**THE TASK**
Work out how many lines in the entries contain the string "chevron", and give nothing but that number.

**THE INPUT**
— BEGIN —

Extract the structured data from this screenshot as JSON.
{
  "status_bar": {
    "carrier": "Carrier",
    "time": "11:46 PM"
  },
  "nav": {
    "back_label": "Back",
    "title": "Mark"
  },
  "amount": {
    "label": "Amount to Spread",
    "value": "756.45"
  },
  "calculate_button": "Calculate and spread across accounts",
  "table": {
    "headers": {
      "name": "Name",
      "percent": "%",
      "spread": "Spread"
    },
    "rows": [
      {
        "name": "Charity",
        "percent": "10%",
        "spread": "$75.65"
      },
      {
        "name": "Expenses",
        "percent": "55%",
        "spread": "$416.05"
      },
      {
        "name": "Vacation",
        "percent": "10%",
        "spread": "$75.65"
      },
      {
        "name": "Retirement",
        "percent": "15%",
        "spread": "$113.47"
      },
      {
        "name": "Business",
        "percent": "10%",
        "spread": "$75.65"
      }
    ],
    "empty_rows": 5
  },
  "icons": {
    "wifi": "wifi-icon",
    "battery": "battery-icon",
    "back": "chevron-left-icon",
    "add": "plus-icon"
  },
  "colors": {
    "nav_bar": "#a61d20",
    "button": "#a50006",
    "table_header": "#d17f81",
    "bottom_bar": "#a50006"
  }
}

— END —
— BEGIN —

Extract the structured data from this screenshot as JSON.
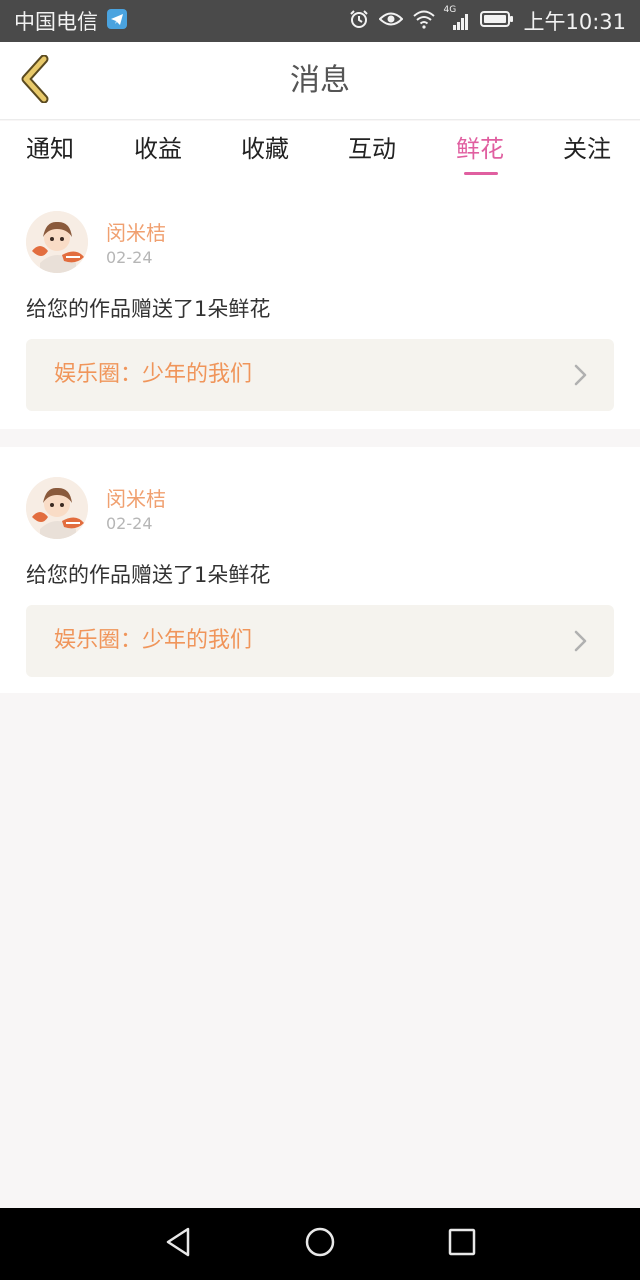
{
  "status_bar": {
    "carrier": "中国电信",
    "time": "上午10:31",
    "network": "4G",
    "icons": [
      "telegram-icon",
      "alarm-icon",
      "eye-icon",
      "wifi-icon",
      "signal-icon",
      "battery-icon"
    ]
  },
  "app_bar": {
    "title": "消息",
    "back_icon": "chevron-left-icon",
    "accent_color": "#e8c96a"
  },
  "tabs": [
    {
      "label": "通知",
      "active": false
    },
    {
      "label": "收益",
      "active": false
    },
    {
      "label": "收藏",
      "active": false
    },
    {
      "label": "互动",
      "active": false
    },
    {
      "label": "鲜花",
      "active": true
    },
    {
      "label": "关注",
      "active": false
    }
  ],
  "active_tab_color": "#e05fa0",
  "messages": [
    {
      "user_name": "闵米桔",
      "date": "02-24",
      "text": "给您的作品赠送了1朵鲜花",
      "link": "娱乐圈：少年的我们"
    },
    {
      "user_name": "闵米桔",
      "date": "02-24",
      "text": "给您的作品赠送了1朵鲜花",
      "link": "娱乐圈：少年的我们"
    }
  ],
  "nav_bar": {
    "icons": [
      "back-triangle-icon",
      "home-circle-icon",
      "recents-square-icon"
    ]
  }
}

— END —

**CORRECT RESPONSE**
2